§ Stated problem
Could you copy every one of the entries below word for word, with each line unchanged?
------------------------------------------------------------------------
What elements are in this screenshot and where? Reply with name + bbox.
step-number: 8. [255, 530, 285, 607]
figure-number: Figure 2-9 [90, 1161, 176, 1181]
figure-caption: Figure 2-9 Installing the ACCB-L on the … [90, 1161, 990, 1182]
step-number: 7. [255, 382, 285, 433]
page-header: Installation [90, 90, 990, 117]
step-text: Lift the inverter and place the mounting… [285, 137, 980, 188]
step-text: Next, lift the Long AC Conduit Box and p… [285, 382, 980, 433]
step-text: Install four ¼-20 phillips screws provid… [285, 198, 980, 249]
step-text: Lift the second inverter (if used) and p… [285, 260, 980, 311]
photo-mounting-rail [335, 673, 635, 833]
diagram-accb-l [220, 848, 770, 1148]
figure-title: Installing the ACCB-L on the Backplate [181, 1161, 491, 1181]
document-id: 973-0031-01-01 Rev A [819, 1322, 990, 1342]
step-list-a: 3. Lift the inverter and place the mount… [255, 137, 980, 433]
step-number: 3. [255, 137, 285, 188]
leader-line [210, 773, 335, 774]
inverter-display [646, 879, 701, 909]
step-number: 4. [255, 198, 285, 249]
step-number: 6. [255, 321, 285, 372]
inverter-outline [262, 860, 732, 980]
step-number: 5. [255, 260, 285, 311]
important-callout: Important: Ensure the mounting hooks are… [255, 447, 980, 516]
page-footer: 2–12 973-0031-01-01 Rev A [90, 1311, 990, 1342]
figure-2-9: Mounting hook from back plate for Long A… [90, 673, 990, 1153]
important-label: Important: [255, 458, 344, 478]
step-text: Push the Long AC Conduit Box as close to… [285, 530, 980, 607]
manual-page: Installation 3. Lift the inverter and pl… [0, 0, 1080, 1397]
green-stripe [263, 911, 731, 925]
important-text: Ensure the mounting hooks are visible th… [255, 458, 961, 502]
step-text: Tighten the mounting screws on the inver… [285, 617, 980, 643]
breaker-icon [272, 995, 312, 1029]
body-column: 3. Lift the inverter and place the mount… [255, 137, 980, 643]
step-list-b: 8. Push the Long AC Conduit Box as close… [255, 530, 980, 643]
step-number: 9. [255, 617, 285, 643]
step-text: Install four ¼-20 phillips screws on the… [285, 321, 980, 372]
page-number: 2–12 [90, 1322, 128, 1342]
------------------------------------------------------------------------
§ Full response
What elements are in this screenshot and where? Reply with name + bbox.
step-number: 8. [255, 530, 285, 607]
figure-number: Figure 2-9 [90, 1161, 176, 1181]
figure-caption: Figure 2-9 Installing the ACCB-L on the … [90, 1161, 990, 1182]
step-number: 7. [255, 382, 285, 433]
page-header: Installation [90, 90, 990, 117]
step-text: Lift the inverter and place the mounting… [285, 137, 980, 188]
step-text: Next, lift the Long AC Conduit Box and p… [285, 382, 980, 433]
step-text: Install four ¼-20 phillips screws provid… [285, 198, 980, 249]
step-text: Lift the second inverter (if used) and p… [285, 260, 980, 311]
photo-mounting-rail [335, 673, 635, 833]
diagram-accb-l [220, 848, 770, 1148]
figure-title: Installing the ACCB-L on the Backplate [181, 1161, 491, 1181]
document-id: 973-0031-01-01 Rev A [819, 1322, 990, 1342]
step-list-a: 3. Lift the inverter and place the mount… [255, 137, 980, 433]
step-number: 3. [255, 137, 285, 188]
leader-line [210, 773, 335, 774]
inverter-display [646, 879, 701, 909]
step-number: 4. [255, 198, 285, 249]
step-number: 6. [255, 321, 285, 372]
inverter-outline [262, 860, 732, 980]
step-number: 5. [255, 260, 285, 311]
important-callout: Important: Ensure the mounting hooks are… [255, 447, 980, 516]
page-footer: 2–12 973-0031-01-01 Rev A [90, 1311, 990, 1342]
figure-2-9: Mounting hook from back plate for Long A… [90, 673, 990, 1153]
important-label: Important: [255, 458, 344, 478]
step-text: Push the Long AC Conduit Box as close to… [285, 530, 980, 607]
manual-page: Installation 3. Lift the inverter and pl… [0, 0, 1080, 1397]
green-stripe [263, 911, 731, 925]
important-text: Ensure the mounting hooks are visible th… [255, 458, 961, 502]
step-text: Tighten the mounting screws on the inver… [285, 617, 980, 643]
breaker-icon [272, 995, 312, 1029]
body-column: 3. Lift the inverter and place the mount… [255, 137, 980, 643]
step-list-b: 8. Push the Long AC Conduit Box as close… [255, 530, 980, 643]
step-number: 9. [255, 617, 285, 643]
step-text: Install four ¼-20 phillips screws on the… [285, 321, 980, 372]
page-number: 2–12 [90, 1322, 128, 1342]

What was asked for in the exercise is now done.